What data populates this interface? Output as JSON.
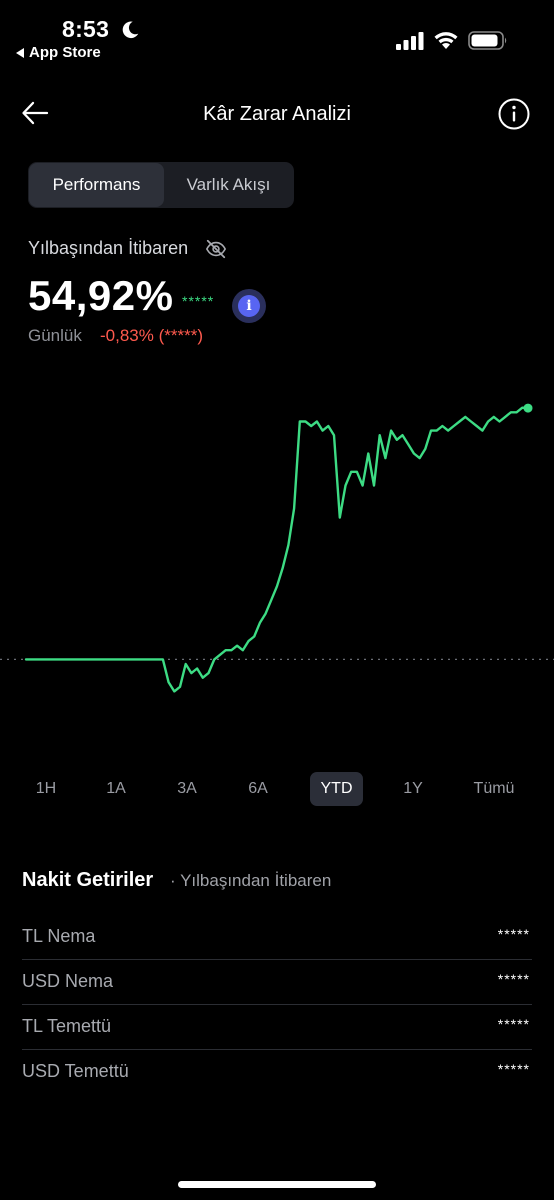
{
  "status_bar": {
    "time": "8:53",
    "back_app": "App Store",
    "icons": [
      "moon-icon",
      "signal-icon",
      "wifi-icon",
      "battery-icon"
    ]
  },
  "header": {
    "title": "Kâr Zarar Analizi",
    "icons": [
      "arrow-left-icon",
      "info-icon"
    ]
  },
  "segments": {
    "active": "Performans",
    "inactive": "Varlık Akışı"
  },
  "summary": {
    "label": "Yılbaşından İtibaren",
    "percent": "54,92%",
    "masked_value": "*****",
    "daily_label": "Günlük",
    "daily_value": "-0,83% (*****)"
  },
  "colors": {
    "line": "#3ddc84",
    "negative": "#ff5a4e",
    "accent": "#5865f2"
  },
  "chart_data": {
    "type": "line",
    "baseline_dashed": true,
    "y_unit": "%",
    "x_unit": "days since start of year",
    "x": [
      0,
      5,
      10,
      15,
      20,
      25,
      30,
      35,
      40,
      45,
      48,
      50,
      52,
      54,
      56,
      58,
      60,
      62,
      64,
      66,
      68,
      70,
      72,
      74,
      76,
      78,
      80,
      82,
      84,
      86,
      88,
      90,
      92,
      94,
      96,
      98,
      100,
      102,
      104,
      106,
      108,
      110,
      112,
      114,
      116,
      118,
      120,
      122,
      124,
      126,
      128,
      130,
      132,
      134,
      136,
      138,
      140,
      142,
      144,
      146,
      148,
      150,
      152,
      154,
      156,
      158,
      160,
      162,
      164,
      166,
      168,
      170,
      172,
      174,
      176
    ],
    "y": [
      0,
      0,
      0,
      0,
      0,
      0,
      0,
      0,
      0,
      0,
      0,
      -5,
      -7,
      -6,
      -1,
      -3,
      -2,
      -4,
      -3,
      0,
      1,
      2,
      2,
      3,
      2,
      4,
      5,
      8,
      10,
      13,
      16,
      20,
      25,
      33,
      52,
      52,
      51,
      52,
      50,
      51,
      49,
      31,
      38,
      41,
      41,
      38,
      45,
      38,
      49,
      44,
      50,
      48,
      49,
      47,
      45,
      44,
      46,
      50,
      50,
      51,
      50,
      51,
      52,
      53,
      52,
      51,
      50,
      52,
      53,
      52,
      53,
      54,
      54,
      55,
      54.92
    ]
  },
  "ranges": {
    "items": [
      "1H",
      "1A",
      "3A",
      "6A",
      "YTD",
      "1Y",
      "Tümü"
    ],
    "active": "YTD"
  },
  "cash_returns": {
    "title": "Nakit Getiriler",
    "subtitle": "· Yılbaşından İtibaren",
    "rows": [
      {
        "label": "TL Nema",
        "value": "*****"
      },
      {
        "label": "USD Nema",
        "value": "*****"
      },
      {
        "label": "TL Temettü",
        "value": "*****"
      },
      {
        "label": "USD Temettü",
        "value": "*****"
      }
    ]
  }
}
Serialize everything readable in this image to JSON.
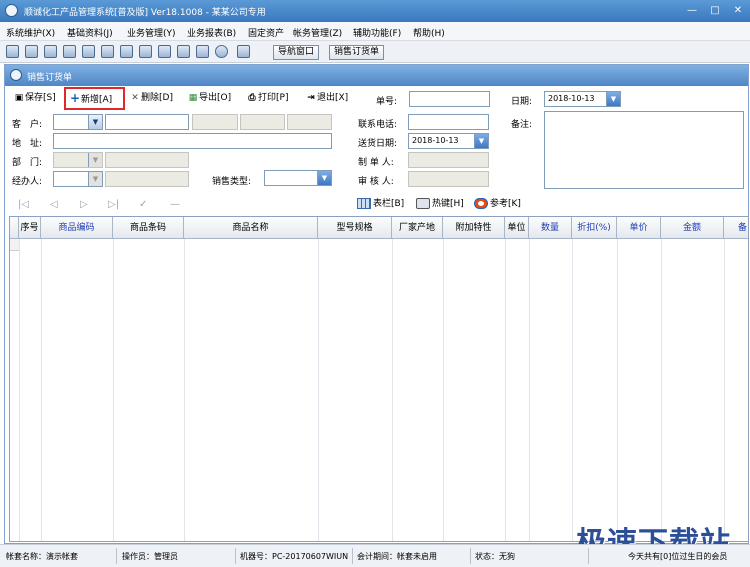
{
  "window": {
    "title": "顺诚化工产品管理系统[普及版] Ver18.1008  -  某某公司专用",
    "controls": [
      "—",
      "□",
      "✕"
    ]
  },
  "menu": [
    "系统维护(X)",
    "基础资料(J)",
    "业务管理(Y)",
    "业务报表(B)",
    "固定资产",
    "帐务管理(Z)",
    "辅助功能(F)",
    "帮助(H)"
  ],
  "toptoolbar": {
    "nav_window": "导航窗口",
    "sales_order": "销售订货单"
  },
  "panel": {
    "title": "销售订货单"
  },
  "actions": {
    "save": "保存[S]",
    "new": "新增[A]",
    "delete": "删除[D]",
    "export": "导出[O]",
    "print": "打印[P]",
    "exit": "退出[X]"
  },
  "header_fields": {
    "order_no_label": "单号:",
    "order_no": "",
    "date_label": "日期:",
    "date": "2018-10-13"
  },
  "form": {
    "customer_label": "客　户:",
    "address_label": "地　址:",
    "dept_label": "部　门:",
    "handler_label": "经办人:",
    "sales_type_label": "销售类型:",
    "phone_label": "联系电话:",
    "delivery_date_label": "送货日期:",
    "delivery_date": "2018-10-13",
    "maker_label": "制 单 人:",
    "auditor_label": "审 核 人:",
    "remark_label": "备注:"
  },
  "nav_arrows": [
    "|◁",
    "◁",
    "▷",
    "▷|",
    "✓",
    "—"
  ],
  "grid_tools": {
    "columns": "表栏[B]",
    "hotkey": "热键[H]",
    "reference": "参考[K]"
  },
  "table": {
    "columns": [
      "序号",
      "商品编码",
      "商品条码",
      "商品名称",
      "型号规格",
      "厂家产地",
      "附加特性",
      "单位",
      "数量",
      "折扣(%)",
      "单价",
      "金额",
      "备"
    ],
    "blue_columns": [
      "商品编码",
      "数量",
      "折扣(%)",
      "单价",
      "金额",
      "备"
    ]
  },
  "statusbar": {
    "account": "帐套名称：演示帐套",
    "operator": "操作员：管理员",
    "machine": "机器号：PC-20170607WIUN",
    "period": "会计期间：帐套未启用",
    "state": "状态：无狗",
    "birthday": "今天共有[0]位过生日的会员"
  },
  "watermark": "极速下载站",
  "colors": {
    "titlebar": "#3a78bd",
    "highlight": "#e0282a",
    "blue_text": "#1f3fae"
  }
}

• _Written instruction_:
Report the number of lines containing the string "this" and add nothing to it.

• _Correct result_:
2